» **Stated task**:
The material below should be written out in full and exactly; pictures stay out of the copy.

-- START OF Records for processing --

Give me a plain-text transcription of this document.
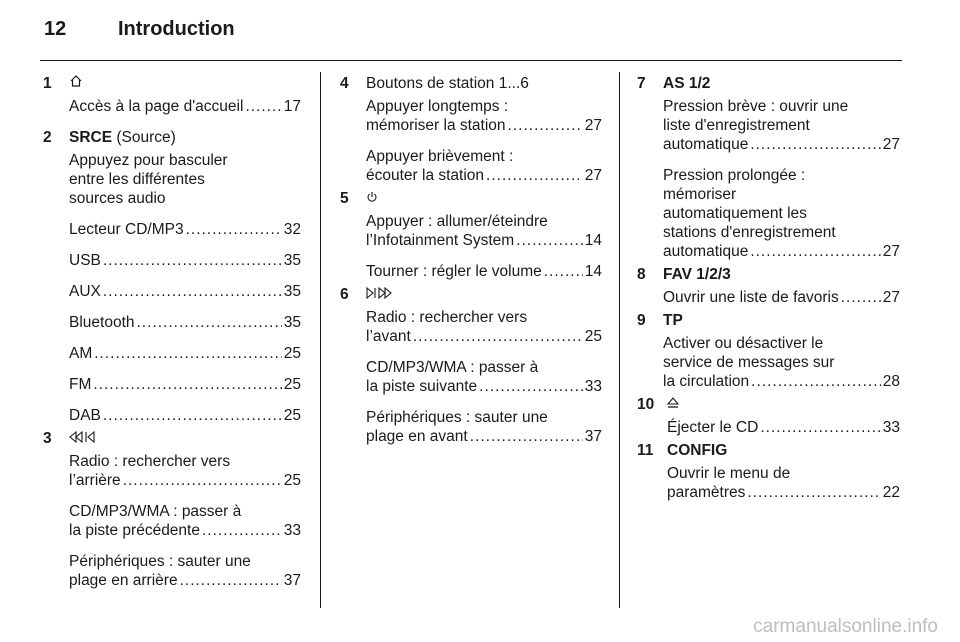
12	Introduction
1
Accès à la page d'accueil .....	17
2 SRCE (Source)
Appuyez pour basculer
entre les différentes
sources audio
Lecteur CD/MP3 .....	32
USB .....	35
AUX .....	35
Bluetooth .....	35
AM .....	25
FM .....	25
DAB .....	25
3
Radio : rechercher vers
l’arrière .....	25
CD/MP3/WMA : passer à
la piste précédente .....	33
Périphériques : sauter une
plage en arrière .....	37
4 Boutons de station 1...6
Appuyer longtemps :
mémoriser la station .....	27
Appuyer brièvement :
écouter la station .....	27
5
Appuyer : allumer/éteindre
l’Infotainment System .....	14
Tourner : régler le volume .....	14
6
Radio : rechercher vers
l’avant .....	25
CD/MP3/WMA : passer à
la piste suivante .....	33
Périphériques : sauter une
plage en avant .....	37
7 AS 1/2
Pression brève : ouvrir une
liste d'enregistrement
automatique .....	27
Pression prolongée :
mémoriser
automatiquement les
stations d'enregistrement
automatique .....	27
8 FAV 1/2/3
Ouvrir une liste de favoris .....	27
9 TP
Activer ou désactiver le
service de messages sur
la circulation .....	28
10
Éjecter le CD .....	33
11 CONFIG
Ouvrir le menu de
paramètres .....	22
carmanualsonline.info
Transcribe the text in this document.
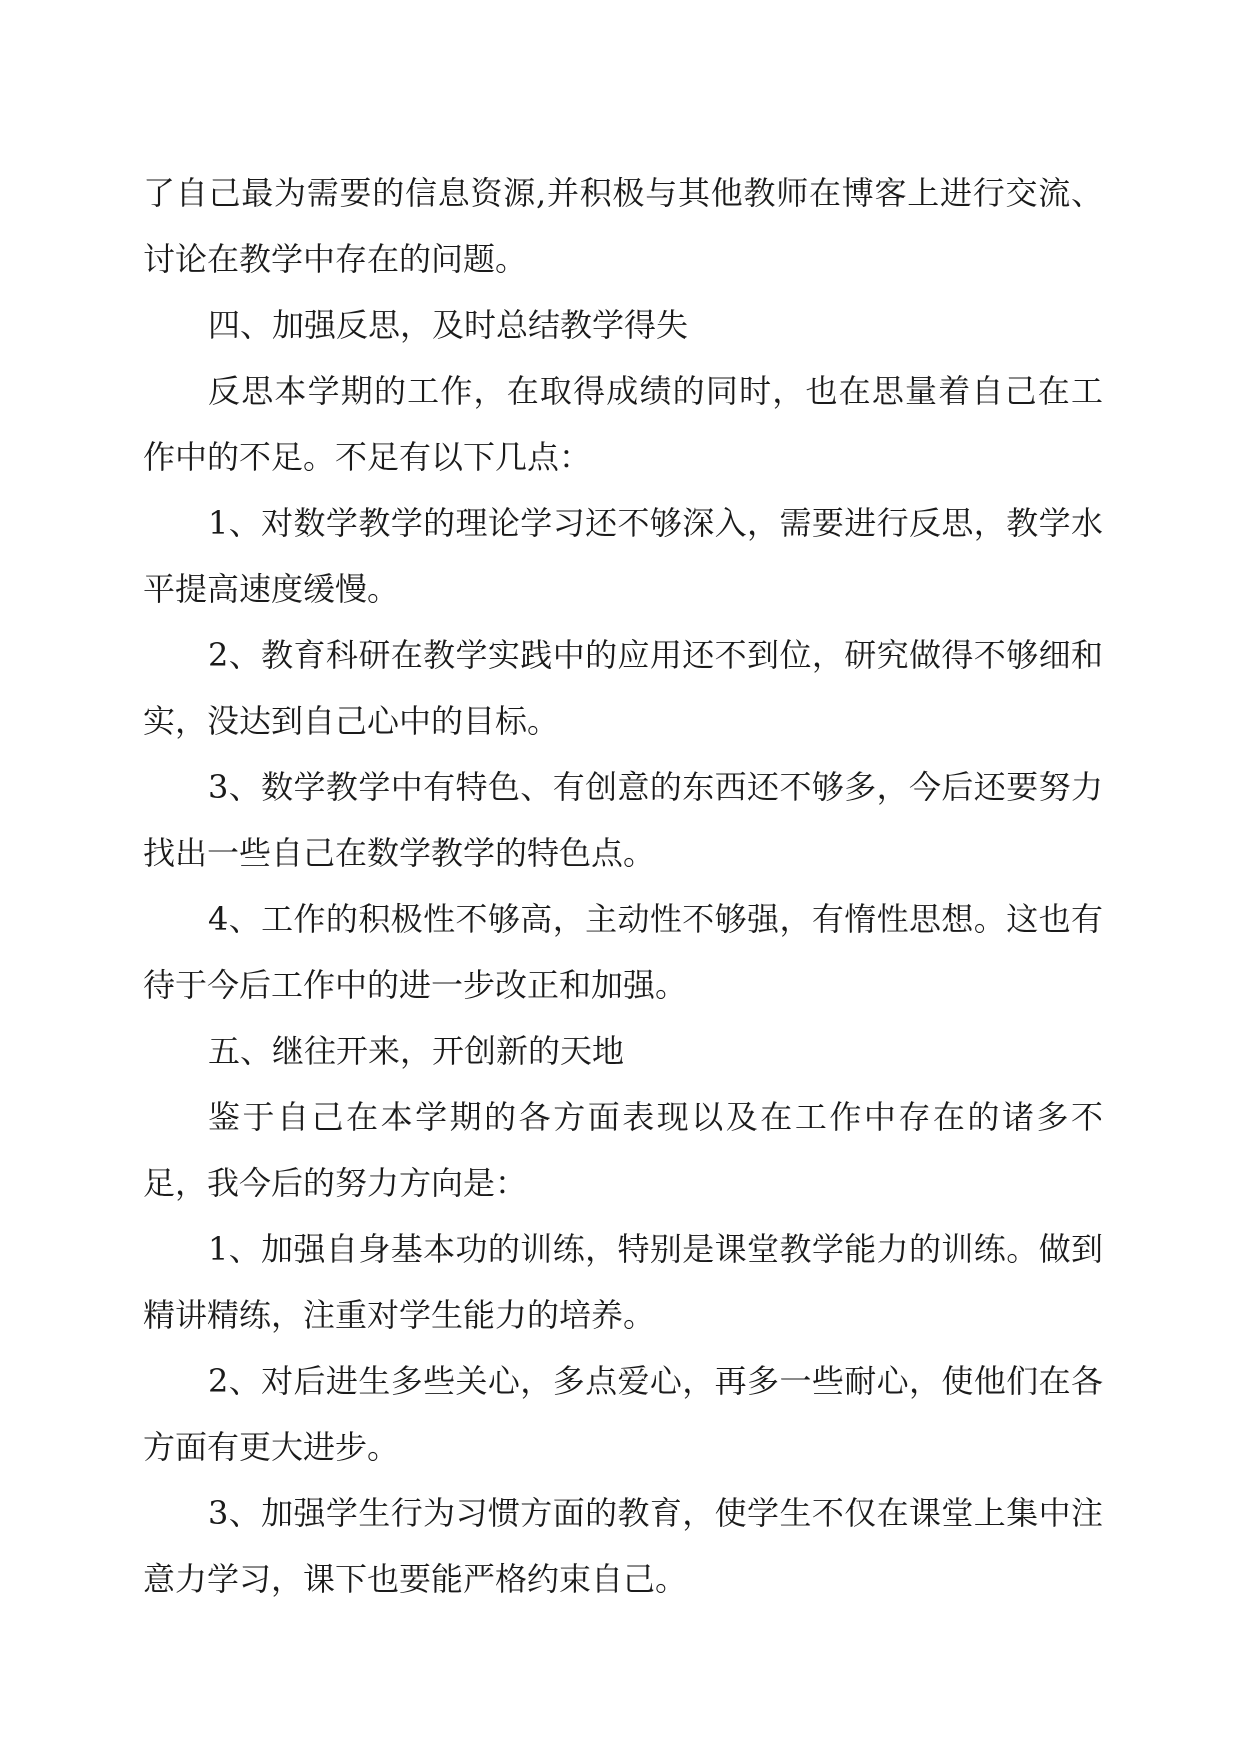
了自己最为需要的信息资源,并积极与其他教师在博客上进行交流、讨论在教学中存在的问题。

四、加强反思，及时总结教学得失

反思本学期的工作，在取得成绩的同时，也在思量着自己在工作中的不足。不足有以下几点：

1、对数学教学的理论学习还不够深入，需要进行反思，教学水平提高速度缓慢。

2、教育科研在教学实践中的应用还不到位，研究做得不够细和实，没达到自己心中的目标。

3、数学教学中有特色、有创意的东西还不够多，今后还要努力找出一些自己在数学教学的特色点。

4、工作的积极性不够高，主动性不够强，有惰性思想。这也有待于今后工作中的进一步改正和加强。

五、继往开来，开创新的天地

鉴于自己在本学期的各方面表现以及在工作中存在的诸多不足，我今后的努力方向是：

1、加强自身基本功的训练，特别是课堂教学能力的训练。做到精讲精练，注重对学生能力的培养。

2、对后进生多些关心，多点爱心，再多一些耐心，使他们在各方面有更大进步。

3、加强学生行为习惯方面的教育，使学生不仅在课堂上集中注意力学习，课下也要能严格约束自己。
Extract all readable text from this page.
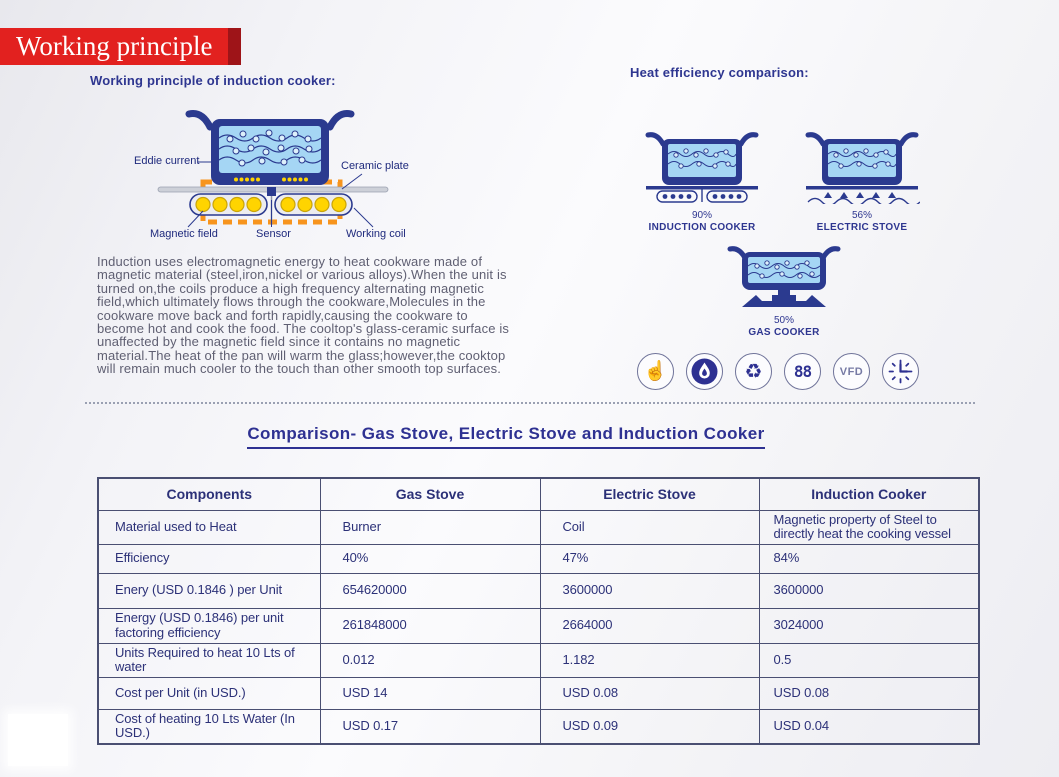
Working principle
Working principle of induction cooker:
Eddie current	Ceramic plate
Magnetic field	Sensor	Working coil
Induction uses electromagnetic energy to heat cookware made of magnetic material (steel,iron,nickel or various alloys).When the unit is turned on,the coils produce a high frequency alternating magnetic field,which ultimately flows through the cookware,Molecules in the cookware move back and forth rapidly,causing the cookware to become hot and cook the food. The cooltop's glass-ceramic surface is unaffected by the magnetic field since it contains no magnetic material.The heat of the pan will warm the glass;however,the cooktop will remain much cooler to the touch than other smooth top surfaces.
Heat efficiency comparison:
90%
INDUCTION COOKER
56%
ELECTRIC STOVE
50%
GAS COOKER
☝	♻ 88	VFD
Comparison- Gas Stove, Electric Stove and Induction Cooker
Components	Gas Stove	Electric Stove	Induction Cooker
Material used to Heat	Burner	Coil	Magnetic property of Steel to directly heat the cooking vessel
Efficiency	40%	47%	84%
Enery (USD 0.1846 ) per Unit	654620000	3600000	3600000
Energy (USD 0.1846) per unit factoring efficiency	261848000	2664000	3024000
Units Required to heat 10 Lts of water	0.012	1.182	0.5
Cost per Unit (in USD.)	USD 14	USD 0.08	USD 0.08
Cost of heating 10 Lts Water (In USD.)	USD 0.17	USD 0.09	USD 0.04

-- END OF Records for processing --

» **Exercise response**:
Give me a plain-text transcription of this document.
12	Introduction
1
Accès à la page d'accueil .....	17
2 SRCE (Source)
Appuyez pour basculer
entre les différentes
sources audio
Lecteur CD/MP3 .....	32
USB .....	35
AUX .....	35
Bluetooth .....	35
AM .....	25
FM .....	25
DAB .....	25
3
Radio : rechercher vers
l’arrière .....	25
CD/MP3/WMA : passer à
la piste précédente .....	33
Périphériques : sauter une
plage en arrière .....	37
4 Boutons de station 1...6
Appuyer longtemps :
mémoriser la station .....	27
Appuyer brièvement :
écouter la station .....	27
5
Appuyer : allumer/éteindre
l’Infotainment System .....	14
Tourner : régler le volume .....	14
6
Radio : rechercher vers
l’avant .....	25
CD/MP3/WMA : passer à
la piste suivante .....	33
Périphériques : sauter une
plage en avant .....	37
7 AS 1/2
Pression brève : ouvrir une
liste d'enregistrement
automatique .....	27
Pression prolongée :
mémoriser
automatiquement les
stations d'enregistrement
automatique .....	27
8 FAV 1/2/3
Ouvrir une liste de favoris .....	27
9 TP
Activer ou désactiver le
service de messages sur
la circulation .....	28
10
Éjecter le CD .....	33
11 CONFIG
Ouvrir le menu de
paramètres .....	22
carmanualsonline.info
Transcribe the text in this document.
了自己最为需要的信息资源,并积极与其他教师在博客上进行交流、讨论在教学中存在的问题。

四、加强反思，及时总结教学得失

反思本学期的工作，在取得成绩的同时，也在思量着自己在工作中的不足。不足有以下几点：

1、对数学教学的理论学习还不够深入，需要进行反思，教学水平提高速度缓慢。

2、教育科研在教学实践中的应用还不到位，研究做得不够细和实，没达到自己心中的目标。

3、数学教学中有特色、有创意的东西还不够多，今后还要努力找出一些自己在数学教学的特色点。

4、工作的积极性不够高，主动性不够强，有惰性思想。这也有待于今后工作中的进一步改正和加强。

五、继往开来，开创新的天地

鉴于自己在本学期的各方面表现以及在工作中存在的诸多不足，我今后的努力方向是：

1、加强自身基本功的训练，特别是课堂教学能力的训练。做到精讲精练，注重对学生能力的培养。

2、对后进生多些关心，多点爱心，再多一些耐心，使他们在各方面有更大进步。

3、加强学生行为习惯方面的教育，使学生不仅在课堂上集中注意力学习，课下也要能严格约束自己。
Extract all readable text from this page.
Working principle
Working principle of induction cooker:
Eddie current	Ceramic plate
Magnetic field	Sensor	Working coil
Induction uses electromagnetic energy to heat cookware made of magnetic material (steel,iron,nickel or various alloys).When the unit is turned on,the coils produce a high frequency alternating magnetic field,which ultimately flows through the cookware,Molecules in the cookware move back and forth rapidly,causing the cookware to become hot and cook the food. The cooltop's glass-ceramic surface is unaffected by the magnetic field since it contains no magnetic material.The heat of the pan will warm the glass;however,the cooktop will remain much cooler to the touch than other smooth top surfaces.
Heat efficiency comparison:
90%
INDUCTION COOKER
56%
ELECTRIC STOVE
50%
GAS COOKER
☝	♻ 88	VFD
Comparison- Gas Stove, Electric Stove and Induction Cooker
Components	Gas Stove	Electric Stove	Induction Cooker
Material used to Heat	Burner	Coil	Magnetic property of Steel to directly heat the cooking vessel
Efficiency	40%	47%	84%
Enery (USD 0.1846 ) per Unit	654620000	3600000	3600000
Energy (USD 0.1846) per unit factoring efficiency	261848000	2664000	3024000
Units Required to heat 10 Lts of water	0.012	1.182	0.5
Cost per Unit (in USD.)	USD 14	USD 0.08	USD 0.08
Cost of heating 10 Lts Water (In USD.)	USD 0.17	USD 0.09	USD 0.04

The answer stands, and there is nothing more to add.